Exercise objective:
Filter the records for lines holding the string "Output".

+++ Data entries

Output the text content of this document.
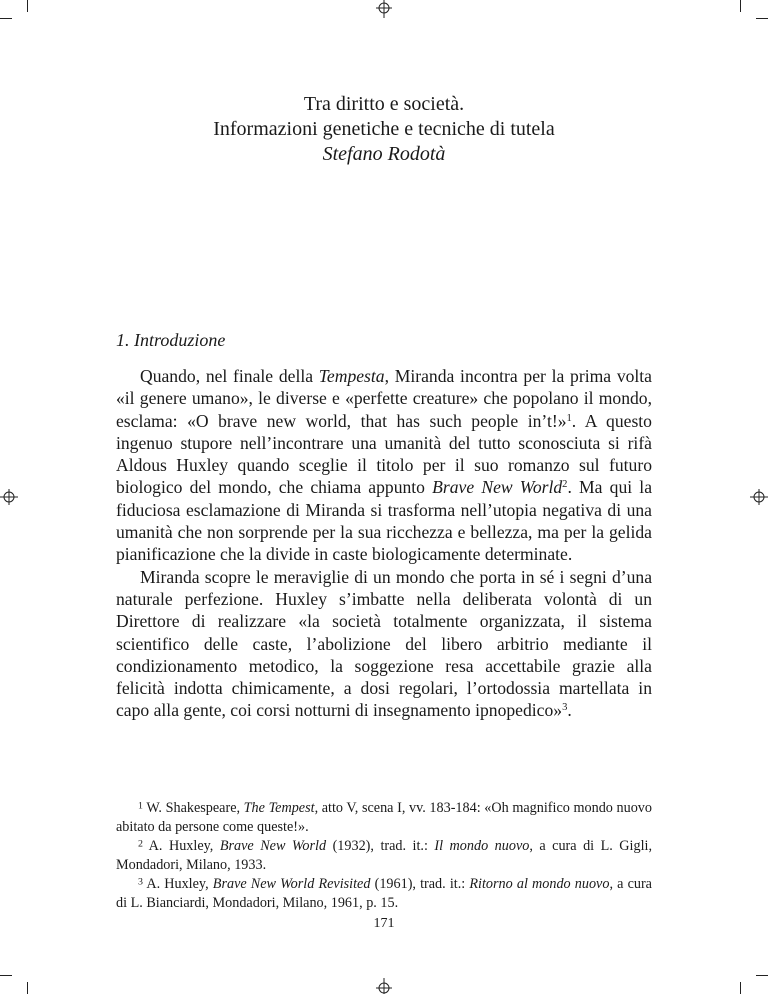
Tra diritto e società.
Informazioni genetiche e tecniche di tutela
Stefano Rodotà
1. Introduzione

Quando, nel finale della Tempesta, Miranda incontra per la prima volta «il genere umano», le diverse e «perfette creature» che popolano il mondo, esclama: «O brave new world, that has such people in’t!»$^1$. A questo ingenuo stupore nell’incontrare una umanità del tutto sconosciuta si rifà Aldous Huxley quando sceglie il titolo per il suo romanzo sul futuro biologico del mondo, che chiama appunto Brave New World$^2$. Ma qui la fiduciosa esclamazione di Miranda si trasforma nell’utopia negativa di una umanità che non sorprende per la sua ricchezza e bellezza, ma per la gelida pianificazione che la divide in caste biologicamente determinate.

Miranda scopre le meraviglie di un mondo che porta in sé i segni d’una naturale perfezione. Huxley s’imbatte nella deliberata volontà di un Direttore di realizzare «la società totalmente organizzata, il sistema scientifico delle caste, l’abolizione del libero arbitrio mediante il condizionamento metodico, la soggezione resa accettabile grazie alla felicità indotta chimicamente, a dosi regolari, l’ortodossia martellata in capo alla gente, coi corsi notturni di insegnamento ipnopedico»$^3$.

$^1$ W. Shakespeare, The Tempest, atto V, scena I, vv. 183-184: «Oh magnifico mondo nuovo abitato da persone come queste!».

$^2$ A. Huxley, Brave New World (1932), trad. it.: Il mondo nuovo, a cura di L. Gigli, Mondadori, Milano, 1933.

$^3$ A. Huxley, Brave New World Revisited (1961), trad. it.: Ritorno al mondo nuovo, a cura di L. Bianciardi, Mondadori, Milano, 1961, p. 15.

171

++++++
+++ Data entries

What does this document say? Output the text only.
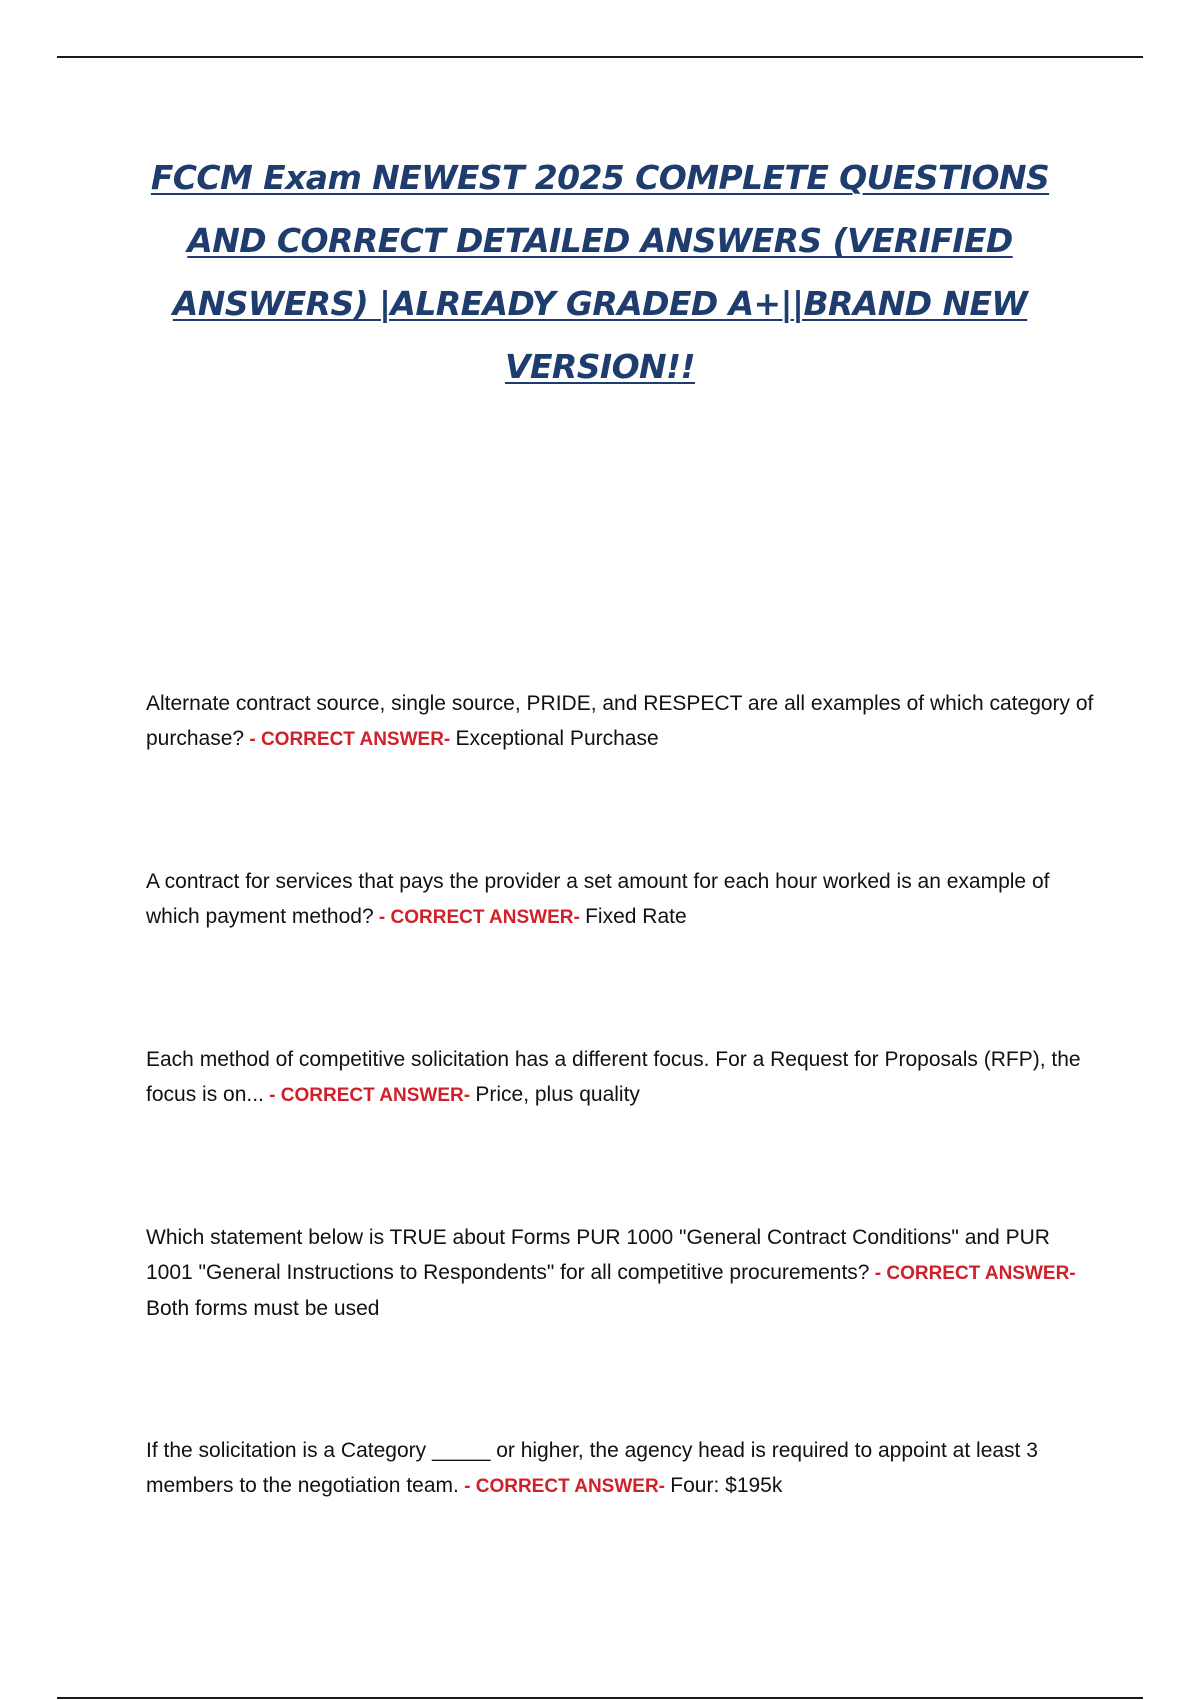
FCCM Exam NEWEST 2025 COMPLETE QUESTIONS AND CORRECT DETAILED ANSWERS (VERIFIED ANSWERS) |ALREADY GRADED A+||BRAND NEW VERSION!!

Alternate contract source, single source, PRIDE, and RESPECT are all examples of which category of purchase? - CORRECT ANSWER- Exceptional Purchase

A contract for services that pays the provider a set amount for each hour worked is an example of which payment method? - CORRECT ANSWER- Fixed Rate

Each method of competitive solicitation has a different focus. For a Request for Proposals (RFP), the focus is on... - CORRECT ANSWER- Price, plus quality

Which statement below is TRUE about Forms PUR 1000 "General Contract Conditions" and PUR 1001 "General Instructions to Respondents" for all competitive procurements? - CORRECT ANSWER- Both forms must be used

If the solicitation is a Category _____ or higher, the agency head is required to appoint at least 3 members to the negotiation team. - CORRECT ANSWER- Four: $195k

++++++
+++ Data entries

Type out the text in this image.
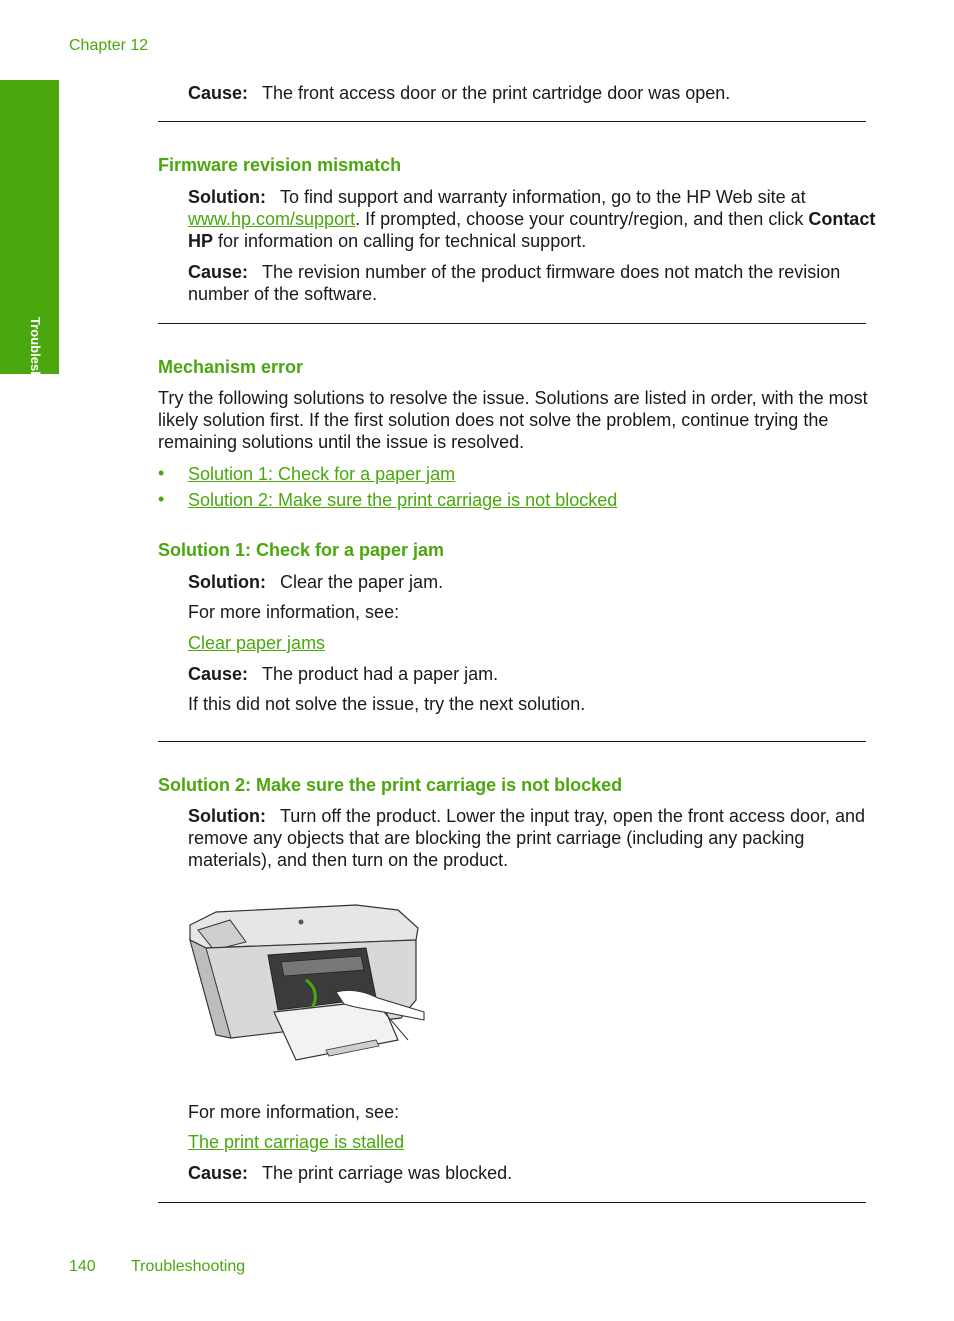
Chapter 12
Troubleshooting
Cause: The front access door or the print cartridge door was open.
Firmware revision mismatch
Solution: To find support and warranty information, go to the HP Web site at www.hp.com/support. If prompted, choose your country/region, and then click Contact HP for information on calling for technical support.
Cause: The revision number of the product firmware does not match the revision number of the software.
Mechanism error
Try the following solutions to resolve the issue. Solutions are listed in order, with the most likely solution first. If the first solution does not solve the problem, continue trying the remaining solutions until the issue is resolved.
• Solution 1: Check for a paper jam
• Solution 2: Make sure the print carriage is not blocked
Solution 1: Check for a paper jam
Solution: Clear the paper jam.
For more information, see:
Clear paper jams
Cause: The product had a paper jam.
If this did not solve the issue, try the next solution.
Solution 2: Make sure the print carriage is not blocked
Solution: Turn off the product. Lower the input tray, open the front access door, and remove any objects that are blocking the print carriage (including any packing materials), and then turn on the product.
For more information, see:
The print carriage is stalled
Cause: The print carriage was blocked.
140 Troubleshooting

++++++

Written answer:
Output the text content of this document.
What does this document say? Output the text only.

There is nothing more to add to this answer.